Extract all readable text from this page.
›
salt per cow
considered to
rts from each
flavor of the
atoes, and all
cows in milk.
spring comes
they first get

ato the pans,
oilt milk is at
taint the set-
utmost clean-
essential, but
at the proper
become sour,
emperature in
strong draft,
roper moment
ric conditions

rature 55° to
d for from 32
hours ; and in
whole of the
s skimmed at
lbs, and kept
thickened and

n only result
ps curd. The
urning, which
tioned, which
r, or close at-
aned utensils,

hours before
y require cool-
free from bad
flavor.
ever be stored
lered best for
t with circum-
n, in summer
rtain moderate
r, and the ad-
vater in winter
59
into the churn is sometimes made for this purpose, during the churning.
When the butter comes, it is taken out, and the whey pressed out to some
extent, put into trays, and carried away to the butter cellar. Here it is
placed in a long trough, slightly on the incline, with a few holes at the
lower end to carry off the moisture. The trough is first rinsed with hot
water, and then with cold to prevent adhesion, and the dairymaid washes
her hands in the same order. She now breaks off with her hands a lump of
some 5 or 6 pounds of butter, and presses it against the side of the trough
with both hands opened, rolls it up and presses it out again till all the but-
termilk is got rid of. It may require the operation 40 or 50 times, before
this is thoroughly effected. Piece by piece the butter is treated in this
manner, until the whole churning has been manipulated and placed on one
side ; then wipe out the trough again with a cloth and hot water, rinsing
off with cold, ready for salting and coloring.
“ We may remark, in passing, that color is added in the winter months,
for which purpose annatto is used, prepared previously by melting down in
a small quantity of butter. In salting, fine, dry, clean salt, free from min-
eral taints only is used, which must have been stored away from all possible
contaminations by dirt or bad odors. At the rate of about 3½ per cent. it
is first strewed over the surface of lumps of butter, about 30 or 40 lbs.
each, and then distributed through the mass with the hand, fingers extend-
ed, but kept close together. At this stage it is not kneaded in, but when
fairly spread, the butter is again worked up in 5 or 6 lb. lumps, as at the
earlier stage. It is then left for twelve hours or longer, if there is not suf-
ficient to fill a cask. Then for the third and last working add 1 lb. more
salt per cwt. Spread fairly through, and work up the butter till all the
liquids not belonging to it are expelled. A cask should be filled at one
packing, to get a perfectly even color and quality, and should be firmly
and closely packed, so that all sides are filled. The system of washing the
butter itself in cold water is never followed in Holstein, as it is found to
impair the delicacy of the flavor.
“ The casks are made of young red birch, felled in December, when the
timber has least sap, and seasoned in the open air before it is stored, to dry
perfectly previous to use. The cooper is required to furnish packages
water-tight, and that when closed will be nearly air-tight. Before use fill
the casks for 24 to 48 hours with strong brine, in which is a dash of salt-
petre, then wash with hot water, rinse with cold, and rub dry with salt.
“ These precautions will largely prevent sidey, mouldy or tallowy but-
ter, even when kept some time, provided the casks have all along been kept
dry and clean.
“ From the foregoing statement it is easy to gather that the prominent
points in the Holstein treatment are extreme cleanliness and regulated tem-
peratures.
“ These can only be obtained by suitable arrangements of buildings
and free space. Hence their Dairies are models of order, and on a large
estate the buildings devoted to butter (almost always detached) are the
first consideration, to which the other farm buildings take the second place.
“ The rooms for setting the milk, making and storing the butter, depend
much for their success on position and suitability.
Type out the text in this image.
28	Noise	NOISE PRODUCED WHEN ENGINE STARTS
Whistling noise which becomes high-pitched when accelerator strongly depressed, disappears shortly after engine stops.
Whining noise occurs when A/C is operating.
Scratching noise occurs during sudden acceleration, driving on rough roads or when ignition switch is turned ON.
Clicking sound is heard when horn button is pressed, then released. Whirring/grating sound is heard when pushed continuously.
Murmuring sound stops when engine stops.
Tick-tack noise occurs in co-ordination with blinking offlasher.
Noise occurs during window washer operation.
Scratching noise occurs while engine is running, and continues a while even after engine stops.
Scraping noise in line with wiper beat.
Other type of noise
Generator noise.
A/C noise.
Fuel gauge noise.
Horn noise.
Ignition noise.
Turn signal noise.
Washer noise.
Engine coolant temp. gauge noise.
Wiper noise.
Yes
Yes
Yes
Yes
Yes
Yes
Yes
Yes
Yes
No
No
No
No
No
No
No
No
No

__WHAT IS BEING ASKED__:
Repeat the data exactly. Leave nothing out.

__COMPLETE ANSWER__:
Extract all readable text from this page.
›
salt per cow
considered to
rts from each
flavor of the
atoes, and all
cows in milk.
spring comes
they first get

ato the pans,
oilt milk is at
taint the set-
utmost clean-
essential, but
at the proper
become sour,
emperature in
strong draft,
roper moment
ric conditions

rature 55° to
d for from 32
hours ; and in
whole of the
s skimmed at
lbs, and kept
thickened and

n only result
ps curd. The
urning, which
tioned, which
r, or close at-
aned utensils,

hours before
y require cool-
free from bad
flavor.
ever be stored
lered best for
t with circum-
n, in summer
rtain moderate
r, and the ad-
vater in winter
59
into the churn is sometimes made for this purpose, during the churning.
When the butter comes, it is taken out, and the whey pressed out to some
extent, put into trays, and carried away to the butter cellar. Here it is
placed in a long trough, slightly on the incline, with a few holes at the
lower end to carry off the moisture. The trough is first rinsed with hot
water, and then with cold to prevent adhesion, and the dairymaid washes
her hands in the same order. She now breaks off with her hands a lump of
some 5 or 6 pounds of butter, and presses it against the side of the trough
with both hands opened, rolls it up and presses it out again till all the but-
termilk is got rid of. It may require the operation 40 or 50 times, before
this is thoroughly effected. Piece by piece the butter is treated in this
manner, until the whole churning has been manipulated and placed on one
side ; then wipe out the trough again with a cloth and hot water, rinsing
off with cold, ready for salting and coloring.
“ We may remark, in passing, that color is added in the winter months,
for which purpose annatto is used, prepared previously by melting down in
a small quantity of butter. In salting, fine, dry, clean salt, free from min-
eral taints only is used, which must have been stored away from all possible
contaminations by dirt or bad odors. At the rate of about 3½ per cent. it
is first strewed over the surface of lumps of butter, about 30 or 40 lbs.
each, and then distributed through the mass with the hand, fingers extend-
ed, but kept close together. At this stage it is not kneaded in, but when
fairly spread, the butter is again worked up in 5 or 6 lb. lumps, as at the
earlier stage. It is then left for twelve hours or longer, if there is not suf-
ficient to fill a cask. Then for the third and last working add 1 lb. more
salt per cwt. Spread fairly through, and work up the butter till all the
liquids not belonging to it are expelled. A cask should be filled at one
packing, to get a perfectly even color and quality, and should be firmly
and closely packed, so that all sides are filled. The system of washing the
butter itself in cold water is never followed in Holstein, as it is found to
impair the delicacy of the flavor.
“ The casks are made of young red birch, felled in December, when the
timber has least sap, and seasoned in the open air before it is stored, to dry
perfectly previous to use. The cooper is required to furnish packages
water-tight, and that when closed will be nearly air-tight. Before use fill
the casks for 24 to 48 hours with strong brine, in which is a dash of salt-
petre, then wash with hot water, rinse with cold, and rub dry with salt.
“ These precautions will largely prevent sidey, mouldy or tallowy but-
ter, even when kept some time, provided the casks have all along been kept
dry and clean.
“ From the foregoing statement it is easy to gather that the prominent
points in the Holstein treatment are extreme cleanliness and regulated tem-
peratures.
“ These can only be obtained by suitable arrangements of buildings
and free space. Hence their Dairies are models of order, and on a large
estate the buildings devoted to butter (almost always detached) are the
first consideration, to which the other farm buildings take the second place.
“ The rooms for setting the milk, making and storing the butter, depend
much for their success on position and suitability.
Type out the text in this image.
28	Noise	NOISE PRODUCED WHEN ENGINE STARTS
Whistling noise which becomes high-pitched when accelerator strongly depressed, disappears shortly after engine stops.
Whining noise occurs when A/C is operating.
Scratching noise occurs during sudden acceleration, driving on rough roads or when ignition switch is turned ON.
Clicking sound is heard when horn button is pressed, then released. Whirring/grating sound is heard when pushed continuously.
Murmuring sound stops when engine stops.
Tick-tack noise occurs in co-ordination with blinking offlasher.
Noise occurs during window washer operation.
Scratching noise occurs while engine is running, and continues a while even after engine stops.
Scraping noise in line with wiper beat.
Other type of noise
Generator noise.
A/C noise.
Fuel gauge noise.
Horn noise.
Ignition noise.
Turn signal noise.
Washer noise.
Engine coolant temp. gauge noise.
Wiper noise.
Yes
Yes
Yes
Yes
Yes
Yes
Yes
Yes
Yes
No
No
No
No
No
No
No
No
No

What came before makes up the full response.